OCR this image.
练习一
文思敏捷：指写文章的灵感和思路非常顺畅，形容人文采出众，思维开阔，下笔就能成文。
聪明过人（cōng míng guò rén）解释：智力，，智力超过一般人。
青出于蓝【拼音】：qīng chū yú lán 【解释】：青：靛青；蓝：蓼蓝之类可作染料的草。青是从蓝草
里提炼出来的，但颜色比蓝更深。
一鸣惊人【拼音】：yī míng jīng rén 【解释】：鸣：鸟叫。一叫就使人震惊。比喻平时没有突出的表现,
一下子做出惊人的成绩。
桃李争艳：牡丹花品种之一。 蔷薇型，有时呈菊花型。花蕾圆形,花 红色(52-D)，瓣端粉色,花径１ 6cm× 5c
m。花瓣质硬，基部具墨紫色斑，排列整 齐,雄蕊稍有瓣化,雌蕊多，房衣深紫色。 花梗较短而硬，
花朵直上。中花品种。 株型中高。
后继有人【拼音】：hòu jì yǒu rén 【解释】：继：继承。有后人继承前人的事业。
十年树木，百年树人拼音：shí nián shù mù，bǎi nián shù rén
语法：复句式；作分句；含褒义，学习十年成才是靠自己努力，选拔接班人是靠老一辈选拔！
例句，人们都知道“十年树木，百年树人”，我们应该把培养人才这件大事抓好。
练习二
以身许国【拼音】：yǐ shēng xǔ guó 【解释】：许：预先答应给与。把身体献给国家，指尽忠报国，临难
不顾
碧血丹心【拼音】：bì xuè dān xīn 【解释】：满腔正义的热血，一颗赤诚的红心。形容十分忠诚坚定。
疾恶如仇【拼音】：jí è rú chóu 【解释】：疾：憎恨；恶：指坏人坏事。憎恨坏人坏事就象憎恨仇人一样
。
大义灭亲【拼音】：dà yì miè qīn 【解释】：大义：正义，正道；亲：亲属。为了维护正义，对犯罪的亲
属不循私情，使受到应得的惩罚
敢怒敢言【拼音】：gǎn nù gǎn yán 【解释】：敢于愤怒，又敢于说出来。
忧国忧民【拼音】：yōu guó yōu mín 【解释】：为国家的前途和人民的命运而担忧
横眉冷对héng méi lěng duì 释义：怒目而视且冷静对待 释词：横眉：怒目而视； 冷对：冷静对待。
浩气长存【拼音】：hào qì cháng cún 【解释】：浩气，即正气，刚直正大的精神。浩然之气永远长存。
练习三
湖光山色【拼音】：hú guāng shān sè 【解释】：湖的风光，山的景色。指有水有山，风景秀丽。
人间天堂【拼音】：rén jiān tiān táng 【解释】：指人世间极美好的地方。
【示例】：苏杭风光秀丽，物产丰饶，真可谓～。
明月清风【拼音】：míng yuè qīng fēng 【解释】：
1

### GOAL:
Look through the entries above and report each line where the string "míng" occurs.

### WORKED ANSWER:
聪明过人（cōng míng guò rén）解释：智力，，智力超过一般人。
一鸣惊人【拼音】：yī míng jīng rén 【解释】：鸣：鸟叫。一叫就使人震惊。比喻平时没有突出的表现,
明月清风【拼音】：míng yuè qīng fēng 【解释】：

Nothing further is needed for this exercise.